(Data excerpts)
********************
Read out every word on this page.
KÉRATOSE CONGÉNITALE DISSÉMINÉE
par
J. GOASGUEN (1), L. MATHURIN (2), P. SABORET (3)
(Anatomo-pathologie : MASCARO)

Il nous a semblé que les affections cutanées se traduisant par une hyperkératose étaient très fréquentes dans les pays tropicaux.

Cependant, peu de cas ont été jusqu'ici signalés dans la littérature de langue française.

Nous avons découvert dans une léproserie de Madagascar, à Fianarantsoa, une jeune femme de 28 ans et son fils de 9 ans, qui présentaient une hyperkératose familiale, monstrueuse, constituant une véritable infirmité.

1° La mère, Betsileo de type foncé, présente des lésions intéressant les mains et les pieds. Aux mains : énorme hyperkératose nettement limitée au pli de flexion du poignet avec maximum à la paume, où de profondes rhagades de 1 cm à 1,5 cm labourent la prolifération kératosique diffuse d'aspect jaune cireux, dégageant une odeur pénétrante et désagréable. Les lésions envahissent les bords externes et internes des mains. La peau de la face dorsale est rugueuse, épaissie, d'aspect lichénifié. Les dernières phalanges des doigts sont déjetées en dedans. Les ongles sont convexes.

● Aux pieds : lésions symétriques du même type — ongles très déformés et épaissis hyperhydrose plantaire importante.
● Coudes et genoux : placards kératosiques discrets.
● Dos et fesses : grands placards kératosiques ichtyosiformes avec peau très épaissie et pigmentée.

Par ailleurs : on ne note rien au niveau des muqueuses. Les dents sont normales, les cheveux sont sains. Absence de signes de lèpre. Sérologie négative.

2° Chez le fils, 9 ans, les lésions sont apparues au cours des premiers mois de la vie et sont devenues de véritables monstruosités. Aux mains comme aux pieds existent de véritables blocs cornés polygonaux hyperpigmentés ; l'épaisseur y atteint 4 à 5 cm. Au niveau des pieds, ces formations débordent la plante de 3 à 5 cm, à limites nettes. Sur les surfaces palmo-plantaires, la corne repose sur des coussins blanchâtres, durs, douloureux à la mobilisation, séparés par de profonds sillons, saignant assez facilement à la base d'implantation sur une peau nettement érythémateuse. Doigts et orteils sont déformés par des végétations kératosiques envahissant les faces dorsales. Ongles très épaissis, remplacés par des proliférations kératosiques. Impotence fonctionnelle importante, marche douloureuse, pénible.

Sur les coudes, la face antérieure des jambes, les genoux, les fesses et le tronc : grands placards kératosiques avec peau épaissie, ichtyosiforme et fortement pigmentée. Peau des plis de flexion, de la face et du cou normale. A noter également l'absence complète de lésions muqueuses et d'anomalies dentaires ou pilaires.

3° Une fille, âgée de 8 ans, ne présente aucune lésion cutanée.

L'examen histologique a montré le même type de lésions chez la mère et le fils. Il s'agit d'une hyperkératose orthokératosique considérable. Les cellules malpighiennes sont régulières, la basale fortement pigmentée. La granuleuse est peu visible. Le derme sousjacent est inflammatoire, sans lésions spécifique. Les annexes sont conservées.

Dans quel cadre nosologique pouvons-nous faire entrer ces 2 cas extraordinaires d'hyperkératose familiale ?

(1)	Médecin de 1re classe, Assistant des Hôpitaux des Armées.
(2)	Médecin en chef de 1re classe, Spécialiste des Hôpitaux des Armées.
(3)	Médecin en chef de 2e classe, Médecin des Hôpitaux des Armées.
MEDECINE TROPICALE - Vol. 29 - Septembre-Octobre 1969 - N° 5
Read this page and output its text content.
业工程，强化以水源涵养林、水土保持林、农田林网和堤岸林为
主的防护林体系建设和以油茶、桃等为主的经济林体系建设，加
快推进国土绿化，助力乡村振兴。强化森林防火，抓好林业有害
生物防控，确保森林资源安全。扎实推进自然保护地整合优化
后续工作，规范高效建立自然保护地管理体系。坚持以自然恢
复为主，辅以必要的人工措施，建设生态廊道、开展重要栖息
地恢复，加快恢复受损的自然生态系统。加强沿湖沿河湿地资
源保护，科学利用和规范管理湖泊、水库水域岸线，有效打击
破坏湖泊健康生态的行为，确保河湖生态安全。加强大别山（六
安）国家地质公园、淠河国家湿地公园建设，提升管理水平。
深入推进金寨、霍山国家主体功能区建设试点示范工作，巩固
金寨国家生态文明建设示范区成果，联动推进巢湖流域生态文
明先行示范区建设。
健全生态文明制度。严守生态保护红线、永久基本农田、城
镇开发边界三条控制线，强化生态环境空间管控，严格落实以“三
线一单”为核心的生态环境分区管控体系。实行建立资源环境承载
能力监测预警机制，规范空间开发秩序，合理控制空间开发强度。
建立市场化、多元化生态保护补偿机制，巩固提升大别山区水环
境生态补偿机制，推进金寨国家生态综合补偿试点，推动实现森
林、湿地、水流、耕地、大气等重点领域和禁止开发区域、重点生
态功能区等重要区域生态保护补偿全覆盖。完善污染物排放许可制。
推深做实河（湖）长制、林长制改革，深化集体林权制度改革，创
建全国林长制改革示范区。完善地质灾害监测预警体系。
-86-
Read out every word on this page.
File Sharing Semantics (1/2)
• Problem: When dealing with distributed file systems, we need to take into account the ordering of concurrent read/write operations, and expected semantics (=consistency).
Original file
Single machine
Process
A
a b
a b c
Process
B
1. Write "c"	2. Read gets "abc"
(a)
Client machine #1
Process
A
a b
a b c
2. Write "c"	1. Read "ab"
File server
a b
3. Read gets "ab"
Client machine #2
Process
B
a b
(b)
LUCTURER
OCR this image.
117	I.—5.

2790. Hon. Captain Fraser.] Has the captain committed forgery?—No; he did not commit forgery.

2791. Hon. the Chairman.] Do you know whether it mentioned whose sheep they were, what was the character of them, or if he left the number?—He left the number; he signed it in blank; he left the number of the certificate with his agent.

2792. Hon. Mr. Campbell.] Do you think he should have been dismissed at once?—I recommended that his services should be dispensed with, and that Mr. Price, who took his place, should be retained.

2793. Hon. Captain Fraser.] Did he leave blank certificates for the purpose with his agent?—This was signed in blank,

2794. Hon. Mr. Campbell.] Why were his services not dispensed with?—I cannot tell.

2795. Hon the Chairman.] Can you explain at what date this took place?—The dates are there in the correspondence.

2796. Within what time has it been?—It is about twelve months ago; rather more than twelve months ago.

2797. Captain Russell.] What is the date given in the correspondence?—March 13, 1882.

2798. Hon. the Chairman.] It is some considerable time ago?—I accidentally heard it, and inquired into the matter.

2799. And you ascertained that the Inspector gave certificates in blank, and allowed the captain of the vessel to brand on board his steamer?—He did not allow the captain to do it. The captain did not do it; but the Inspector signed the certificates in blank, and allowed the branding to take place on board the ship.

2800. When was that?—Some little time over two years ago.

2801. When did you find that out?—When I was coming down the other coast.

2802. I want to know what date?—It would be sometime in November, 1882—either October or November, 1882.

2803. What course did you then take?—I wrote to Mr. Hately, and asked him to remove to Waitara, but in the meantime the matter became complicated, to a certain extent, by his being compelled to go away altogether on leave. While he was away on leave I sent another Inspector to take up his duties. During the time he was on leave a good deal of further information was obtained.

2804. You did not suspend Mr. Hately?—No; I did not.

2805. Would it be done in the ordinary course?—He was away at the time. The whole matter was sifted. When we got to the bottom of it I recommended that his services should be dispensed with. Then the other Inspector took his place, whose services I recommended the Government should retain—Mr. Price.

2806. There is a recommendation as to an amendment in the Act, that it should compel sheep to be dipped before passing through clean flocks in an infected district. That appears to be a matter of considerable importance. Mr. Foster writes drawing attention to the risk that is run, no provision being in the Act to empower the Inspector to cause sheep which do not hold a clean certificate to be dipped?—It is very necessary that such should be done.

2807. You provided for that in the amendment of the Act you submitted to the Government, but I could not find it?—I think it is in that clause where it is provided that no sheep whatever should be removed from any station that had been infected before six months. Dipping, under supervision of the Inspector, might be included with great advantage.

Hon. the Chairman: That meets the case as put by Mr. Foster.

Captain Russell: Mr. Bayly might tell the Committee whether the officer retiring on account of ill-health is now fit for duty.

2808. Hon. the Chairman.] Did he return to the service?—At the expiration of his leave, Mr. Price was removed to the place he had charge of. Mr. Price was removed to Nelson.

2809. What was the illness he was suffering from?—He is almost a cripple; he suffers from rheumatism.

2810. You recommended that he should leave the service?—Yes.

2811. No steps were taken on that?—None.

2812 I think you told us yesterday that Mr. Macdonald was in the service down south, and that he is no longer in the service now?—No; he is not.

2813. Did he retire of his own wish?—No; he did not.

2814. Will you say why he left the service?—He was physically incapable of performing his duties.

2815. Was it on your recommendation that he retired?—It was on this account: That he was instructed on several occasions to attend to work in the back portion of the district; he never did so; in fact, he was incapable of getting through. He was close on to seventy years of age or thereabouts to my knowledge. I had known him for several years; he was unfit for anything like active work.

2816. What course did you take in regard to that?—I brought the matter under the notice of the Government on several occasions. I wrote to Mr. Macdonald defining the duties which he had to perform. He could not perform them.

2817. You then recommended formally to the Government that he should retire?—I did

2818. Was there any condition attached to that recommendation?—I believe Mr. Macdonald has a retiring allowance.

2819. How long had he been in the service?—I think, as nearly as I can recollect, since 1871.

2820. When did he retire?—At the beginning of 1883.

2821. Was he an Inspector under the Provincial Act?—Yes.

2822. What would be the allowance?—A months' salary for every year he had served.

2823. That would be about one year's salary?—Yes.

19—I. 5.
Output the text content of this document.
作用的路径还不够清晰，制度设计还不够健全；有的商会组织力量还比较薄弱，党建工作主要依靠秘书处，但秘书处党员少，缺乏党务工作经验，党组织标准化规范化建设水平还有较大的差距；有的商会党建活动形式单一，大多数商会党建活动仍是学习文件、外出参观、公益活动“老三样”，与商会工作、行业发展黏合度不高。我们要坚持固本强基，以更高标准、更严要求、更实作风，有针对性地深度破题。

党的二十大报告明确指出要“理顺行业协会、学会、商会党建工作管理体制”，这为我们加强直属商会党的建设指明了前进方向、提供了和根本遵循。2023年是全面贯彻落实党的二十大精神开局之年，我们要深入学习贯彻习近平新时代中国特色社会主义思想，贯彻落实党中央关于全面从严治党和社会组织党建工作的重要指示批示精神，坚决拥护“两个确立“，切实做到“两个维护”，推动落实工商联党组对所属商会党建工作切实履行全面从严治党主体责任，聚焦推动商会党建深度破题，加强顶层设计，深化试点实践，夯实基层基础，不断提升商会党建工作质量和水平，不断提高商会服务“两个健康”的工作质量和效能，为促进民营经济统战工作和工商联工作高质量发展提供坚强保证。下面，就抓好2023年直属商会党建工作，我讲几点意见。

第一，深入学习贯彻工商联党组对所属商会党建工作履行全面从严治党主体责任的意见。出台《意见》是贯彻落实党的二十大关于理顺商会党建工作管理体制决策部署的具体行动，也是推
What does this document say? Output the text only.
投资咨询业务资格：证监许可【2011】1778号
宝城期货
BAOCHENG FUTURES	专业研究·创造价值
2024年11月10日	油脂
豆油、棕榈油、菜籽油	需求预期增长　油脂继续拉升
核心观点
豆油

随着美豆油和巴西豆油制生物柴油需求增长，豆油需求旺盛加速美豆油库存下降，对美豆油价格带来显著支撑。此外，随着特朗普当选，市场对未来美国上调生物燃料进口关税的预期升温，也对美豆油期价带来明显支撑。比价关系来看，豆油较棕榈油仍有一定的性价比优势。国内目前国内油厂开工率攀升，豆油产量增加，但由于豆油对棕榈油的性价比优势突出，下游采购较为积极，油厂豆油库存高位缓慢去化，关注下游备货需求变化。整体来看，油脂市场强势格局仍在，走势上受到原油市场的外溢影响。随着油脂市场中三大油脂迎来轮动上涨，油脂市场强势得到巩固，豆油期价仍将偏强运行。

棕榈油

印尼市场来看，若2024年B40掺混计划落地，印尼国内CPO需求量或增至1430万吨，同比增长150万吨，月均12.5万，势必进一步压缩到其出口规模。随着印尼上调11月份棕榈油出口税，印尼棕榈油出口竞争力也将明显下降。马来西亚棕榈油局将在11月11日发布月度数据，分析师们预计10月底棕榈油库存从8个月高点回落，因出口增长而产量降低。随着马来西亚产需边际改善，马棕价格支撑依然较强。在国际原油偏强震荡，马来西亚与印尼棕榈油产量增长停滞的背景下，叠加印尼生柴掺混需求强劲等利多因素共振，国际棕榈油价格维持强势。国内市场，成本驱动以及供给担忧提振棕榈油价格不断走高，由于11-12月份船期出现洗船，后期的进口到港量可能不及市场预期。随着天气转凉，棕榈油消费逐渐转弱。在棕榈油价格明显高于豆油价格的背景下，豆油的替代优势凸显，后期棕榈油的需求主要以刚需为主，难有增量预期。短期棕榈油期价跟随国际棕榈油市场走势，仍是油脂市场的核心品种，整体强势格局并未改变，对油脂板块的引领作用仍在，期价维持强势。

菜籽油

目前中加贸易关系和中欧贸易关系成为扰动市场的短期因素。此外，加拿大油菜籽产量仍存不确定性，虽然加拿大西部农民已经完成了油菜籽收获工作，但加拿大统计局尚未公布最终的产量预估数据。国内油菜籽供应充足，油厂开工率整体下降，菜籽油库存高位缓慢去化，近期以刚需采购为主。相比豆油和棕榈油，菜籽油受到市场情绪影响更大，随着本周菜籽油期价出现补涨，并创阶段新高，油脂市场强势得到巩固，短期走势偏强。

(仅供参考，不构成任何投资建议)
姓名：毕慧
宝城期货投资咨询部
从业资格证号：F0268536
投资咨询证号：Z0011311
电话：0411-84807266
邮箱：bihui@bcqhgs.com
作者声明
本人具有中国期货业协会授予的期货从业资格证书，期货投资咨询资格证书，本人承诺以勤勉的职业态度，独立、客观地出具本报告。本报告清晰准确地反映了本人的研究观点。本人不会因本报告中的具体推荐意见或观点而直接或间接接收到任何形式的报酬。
********************
== Task to carry out ==
Which lines run from the one containing "What does this" to the end of the entries above? Quote exactly those, and only those.

== Expected answer ==
What does this document say? Output the text only.
投资咨询业务资格：证监许可【2011】1778号
宝城期货
BAOCHENG FUTURES	专业研究·创造价值
2024年11月10日	油脂
豆油、棕榈油、菜籽油	需求预期增长　油脂继续拉升
核心观点
豆油

随着美豆油和巴西豆油制生物柴油需求增长，豆油需求旺盛加速美豆油库存下降，对美豆油价格带来显著支撑。此外，随着特朗普当选，市场对未来美国上调生物燃料进口关税的预期升温，也对美豆油期价带来明显支撑。比价关系来看，豆油较棕榈油仍有一定的性价比优势。国内目前国内油厂开工率攀升，豆油产量增加，但由于豆油对棕榈油的性价比优势突出，下游采购较为积极，油厂豆油库存高位缓慢去化，关注下游备货需求变化。整体来看，油脂市场强势格局仍在，走势上受到原油市场的外溢影响。随着油脂市场中三大油脂迎来轮动上涨，油脂市场强势得到巩固，豆油期价仍将偏强运行。

棕榈油

印尼市场来看，若2024年B40掺混计划落地，印尼国内CPO需求量或增至1430万吨，同比增长150万吨，月均12.5万，势必进一步压缩到其出口规模。随着印尼上调11月份棕榈油出口税，印尼棕榈油出口竞争力也将明显下降。马来西亚棕榈油局将在11月11日发布月度数据，分析师们预计10月底棕榈油库存从8个月高点回落，因出口增长而产量降低。随着马来西亚产需边际改善，马棕价格支撑依然较强。在国际原油偏强震荡，马来西亚与印尼棕榈油产量增长停滞的背景下，叠加印尼生柴掺混需求强劲等利多因素共振，国际棕榈油价格维持强势。国内市场，成本驱动以及供给担忧提振棕榈油价格不断走高，由于11-12月份船期出现洗船，后期的进口到港量可能不及市场预期。随着天气转凉，棕榈油消费逐渐转弱。在棕榈油价格明显高于豆油价格的背景下，豆油的替代优势凸显，后期棕榈油的需求主要以刚需为主，难有增量预期。短期棕榈油期价跟随国际棕榈油市场走势，仍是油脂市场的核心品种，整体强势格局并未改变，对油脂板块的引领作用仍在，期价维持强势。

菜籽油

目前中加贸易关系和中欧贸易关系成为扰动市场的短期因素。此外，加拿大油菜籽产量仍存不确定性，虽然加拿大西部农民已经完成了油菜籽收获工作，但加拿大统计局尚未公布最终的产量预估数据。国内油菜籽供应充足，油厂开工率整体下降，菜籽油库存高位缓慢去化，近期以刚需采购为主。相比豆油和棕榈油，菜籽油受到市场情绪影响更大，随着本周菜籽油期价出现补涨，并创阶段新高，油脂市场强势得到巩固，短期走势偏强。

(仅供参考，不构成任何投资建议)
姓名：毕慧
宝城期货投资咨询部
从业资格证号：F0268536
投资咨询证号：Z0011311
电话：0411-84807266
邮箱：bihui@bcqhgs.com
作者声明
本人具有中国期货业协会授予的期货从业资格证书，期货投资咨询资格证书，本人承诺以勤勉的职业态度，独立、客观地出具本报告。本报告清晰准确地反映了本人的研究观点。本人不会因本报告中的具体推荐意见或观点而直接或间接接收到任何形式的报酬。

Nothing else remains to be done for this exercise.